--- Materials provided ---

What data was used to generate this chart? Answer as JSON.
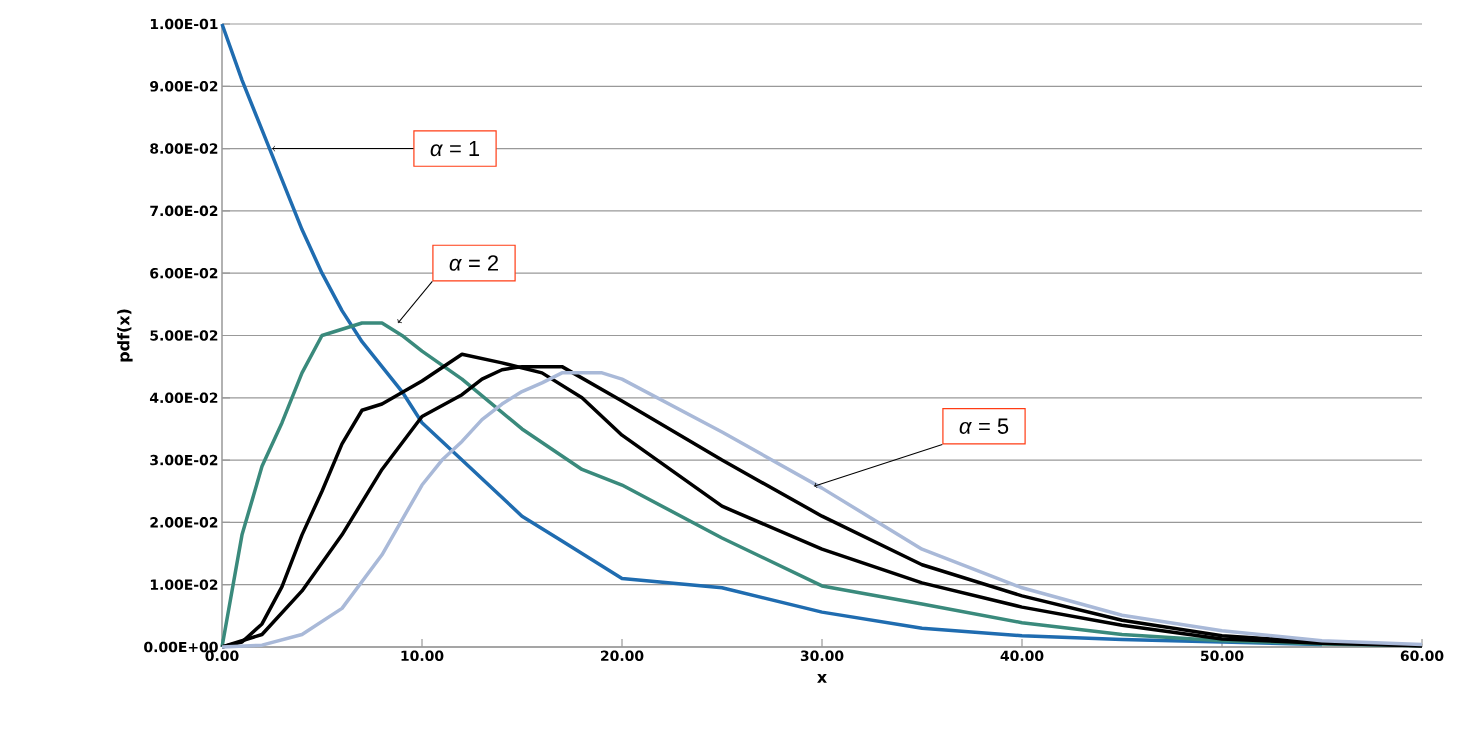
{
  "chart_data": {
    "type": "line",
    "xlabel": "x",
    "ylabel": "pdf(x)",
    "xlim": [
      0,
      60
    ],
    "ylim": [
      0,
      0.1
    ],
    "xticks": [
      {
        "value": 0,
        "label": "0.00"
      },
      {
        "value": 10,
        "label": "10.00"
      },
      {
        "value": 20,
        "label": "20.00"
      },
      {
        "value": 30,
        "label": "30.00"
      },
      {
        "value": 40,
        "label": "40.00"
      },
      {
        "value": 50,
        "label": "50.00"
      },
      {
        "value": 60,
        "label": "60.00"
      }
    ],
    "yticks": [
      {
        "value": 0,
        "label": "0.00E+00"
      },
      {
        "value": 0.01,
        "label": "1.00E-02"
      },
      {
        "value": 0.02,
        "label": "2.00E-02"
      },
      {
        "value": 0.03,
        "label": "3.00E-02"
      },
      {
        "value": 0.04,
        "label": "4.00E-02"
      },
      {
        "value": 0.05,
        "label": "5.00E-02"
      },
      {
        "value": 0.06,
        "label": "6.00E-02"
      },
      {
        "value": 0.07,
        "label": "7.00E-02"
      },
      {
        "value": 0.08,
        "label": "8.00E-02"
      },
      {
        "value": 0.09,
        "label": "9.00E-02"
      },
      {
        "value": 0.1,
        "label": "1.00E-01"
      }
    ],
    "grid": "y",
    "legend": false,
    "marker": "none",
    "line_style": "solid",
    "annotations": [
      {
        "text": "*α* = 1",
        "x": 2.5,
        "y": 0.08
      },
      {
        "text": "*α* = 2",
        "x": 8.8,
        "y": 0.052
      },
      {
        "text": "*α* = 5",
        "x": 29.6,
        "y": 0.0258
      }
    ],
    "series": [
      {
        "color": "#1f6cb0",
        "x": [
          0,
          1,
          2,
          3,
          4,
          5,
          6,
          7,
          8,
          9,
          10,
          12,
          15,
          17,
          20,
          25,
          30,
          35,
          40,
          45,
          50,
          55
        ],
        "values": [
          0.1,
          0.091,
          0.083,
          0.075,
          0.067,
          0.06,
          0.054,
          0.049,
          0.045,
          0.041,
          0.036,
          0.03,
          0.021,
          0.017,
          0.011,
          0.0095,
          0.0056,
          0.003,
          0.0018,
          0.0012,
          0.0008,
          0.0004
        ]
      },
      {
        "color": "#3a8a7c",
        "x": [
          0,
          1,
          2,
          3,
          4,
          5,
          6,
          7,
          8,
          9,
          10,
          12,
          15,
          18,
          20,
          25,
          30,
          35,
          40,
          45,
          50,
          55,
          60
        ],
        "values": [
          0,
          0.018,
          0.029,
          0.036,
          0.044,
          0.05,
          0.051,
          0.052,
          0.052,
          0.05,
          0.0475,
          0.043,
          0.035,
          0.0285,
          0.026,
          0.0175,
          0.0098,
          0.0069,
          0.0039,
          0.002,
          0.001,
          0.0005,
          0.0002
        ]
      },
      {
        "color": "#000000",
        "x": [
          0,
          1,
          2,
          3,
          4,
          5,
          6,
          7,
          8,
          10,
          12,
          14,
          16,
          18,
          20,
          25,
          30,
          35,
          40,
          45,
          50,
          55,
          60
        ],
        "values": [
          0,
          0.0008,
          0.0037,
          0.0097,
          0.018,
          0.025,
          0.0326,
          0.038,
          0.039,
          0.0427,
          0.047,
          0.0456,
          0.044,
          0.04,
          0.034,
          0.0226,
          0.0157,
          0.0103,
          0.0064,
          0.0035,
          0.0013,
          0.0006,
          0.0002
        ]
      },
      {
        "color": "#000000",
        "x": [
          0,
          2,
          4,
          6,
          8,
          10,
          12,
          13,
          14,
          15,
          17,
          20,
          25,
          30,
          35,
          40,
          45,
          50,
          55,
          60
        ],
        "values": [
          0,
          0.002,
          0.009,
          0.018,
          0.0285,
          0.037,
          0.0405,
          0.043,
          0.0445,
          0.045,
          0.045,
          0.0395,
          0.03,
          0.021,
          0.0132,
          0.0082,
          0.0043,
          0.0018,
          0.0008,
          0.0002
        ]
      },
      {
        "color": "#a9b9d8",
        "x": [
          0,
          2,
          4,
          6,
          8,
          10,
          11,
          12,
          13,
          14,
          15,
          16,
          17,
          19,
          20,
          25,
          30,
          35,
          40,
          45,
          50,
          55,
          60
        ],
        "values": [
          0,
          0.0003,
          0.002,
          0.0062,
          0.0148,
          0.026,
          0.03,
          0.033,
          0.0365,
          0.039,
          0.041,
          0.0424,
          0.044,
          0.044,
          0.043,
          0.0345,
          0.0255,
          0.0157,
          0.0095,
          0.0051,
          0.0026,
          0.001,
          0.0004
        ]
      }
    ]
  }
}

---

### Given instruction
Leave out the pictures and copy the rest of the material above exactly.

### Solved exercise
What data was used to generate this chart? Answer as JSON.
{
  "chart_data": {
    "type": "line",
    "xlabel": "x",
    "ylabel": "pdf(x)",
    "xlim": [
      0,
      60
    ],
    "ylim": [
      0,
      0.1
    ],
    "xticks": [
      {
        "value": 0,
        "label": "0.00"
      },
      {
        "value": 10,
        "label": "10.00"
      },
      {
        "value": 20,
        "label": "20.00"
      },
      {
        "value": 30,
        "label": "30.00"
      },
      {
        "value": 40,
        "label": "40.00"
      },
      {
        "value": 50,
        "label": "50.00"
      },
      {
        "value": 60,
        "label": "60.00"
      }
    ],
    "yticks": [
      {
        "value": 0,
        "label": "0.00E+00"
      },
      {
        "value": 0.01,
        "label": "1.00E-02"
      },
      {
        "value": 0.02,
        "label": "2.00E-02"
      },
      {
        "value": 0.03,
        "label": "3.00E-02"
      },
      {
        "value": 0.04,
        "label": "4.00E-02"
      },
      {
        "value": 0.05,
        "label": "5.00E-02"
      },
      {
        "value": 0.06,
        "label": "6.00E-02"
      },
      {
        "value": 0.07,
        "label": "7.00E-02"
      },
      {
        "value": 0.08,
        "label": "8.00E-02"
      },
      {
        "value": 0.09,
        "label": "9.00E-02"
      },
      {
        "value": 0.1,
        "label": "1.00E-01"
      }
    ],
    "grid": "y",
    "legend": false,
    "marker": "none",
    "line_style": "solid",
    "annotations": [
      {
        "text": "*α* = 1",
        "x": 2.5,
        "y": 0.08
      },
      {
        "text": "*α* = 2",
        "x": 8.8,
        "y": 0.052
      },
      {
        "text": "*α* = 5",
        "x": 29.6,
        "y": 0.0258
      }
    ],
    "series": [
      {
        "color": "#1f6cb0",
        "x": [
          0,
          1,
          2,
          3,
          4,
          5,
          6,
          7,
          8,
          9,
          10,
          12,
          15,
          17,
          20,
          25,
          30,
          35,
          40,
          45,
          50,
          55
        ],
        "values": [
          0.1,
          0.091,
          0.083,
          0.075,
          0.067,
          0.06,
          0.054,
          0.049,
          0.045,
          0.041,
          0.036,
          0.03,
          0.021,
          0.017,
          0.011,
          0.0095,
          0.0056,
          0.003,
          0.0018,
          0.0012,
          0.0008,
          0.0004
        ]
      },
      {
        "color": "#3a8a7c",
        "x": [
          0,
          1,
          2,
          3,
          4,
          5,
          6,
          7,
          8,
          9,
          10,
          12,
          15,
          18,
          20,
          25,
          30,
          35,
          40,
          45,
          50,
          55,
          60
        ],
        "values": [
          0,
          0.018,
          0.029,
          0.036,
          0.044,
          0.05,
          0.051,
          0.052,
          0.052,
          0.05,
          0.0475,
          0.043,
          0.035,
          0.0285,
          0.026,
          0.0175,
          0.0098,
          0.0069,
          0.0039,
          0.002,
          0.001,
          0.0005,
          0.0002
        ]
      },
      {
        "color": "#000000",
        "x": [
          0,
          1,
          2,
          3,
          4,
          5,
          6,
          7,
          8,
          10,
          12,
          14,
          16,
          18,
          20,
          25,
          30,
          35,
          40,
          45,
          50,
          55,
          60
        ],
        "values": [
          0,
          0.0008,
          0.0037,
          0.0097,
          0.018,
          0.025,
          0.0326,
          0.038,
          0.039,
          0.0427,
          0.047,
          0.0456,
          0.044,
          0.04,
          0.034,
          0.0226,
          0.0157,
          0.0103,
          0.0064,
          0.0035,
          0.0013,
          0.0006,
          0.0002
        ]
      },
      {
        "color": "#000000",
        "x": [
          0,
          2,
          4,
          6,
          8,
          10,
          12,
          13,
          14,
          15,
          17,
          20,
          25,
          30,
          35,
          40,
          45,
          50,
          55,
          60
        ],
        "values": [
          0,
          0.002,
          0.009,
          0.018,
          0.0285,
          0.037,
          0.0405,
          0.043,
          0.0445,
          0.045,
          0.045,
          0.0395,
          0.03,
          0.021,
          0.0132,
          0.0082,
          0.0043,
          0.0018,
          0.0008,
          0.0002
        ]
      },
      {
        "color": "#a9b9d8",
        "x": [
          0,
          2,
          4,
          6,
          8,
          10,
          11,
          12,
          13,
          14,
          15,
          16,
          17,
          19,
          20,
          25,
          30,
          35,
          40,
          45,
          50,
          55,
          60
        ],
        "values": [
          0,
          0.0003,
          0.002,
          0.0062,
          0.0148,
          0.026,
          0.03,
          0.033,
          0.0365,
          0.039,
          0.041,
          0.0424,
          0.044,
          0.044,
          0.043,
          0.0345,
          0.0255,
          0.0157,
          0.0095,
          0.0051,
          0.0026,
          0.001,
          0.0004
        ]
      }
    ]
  }
}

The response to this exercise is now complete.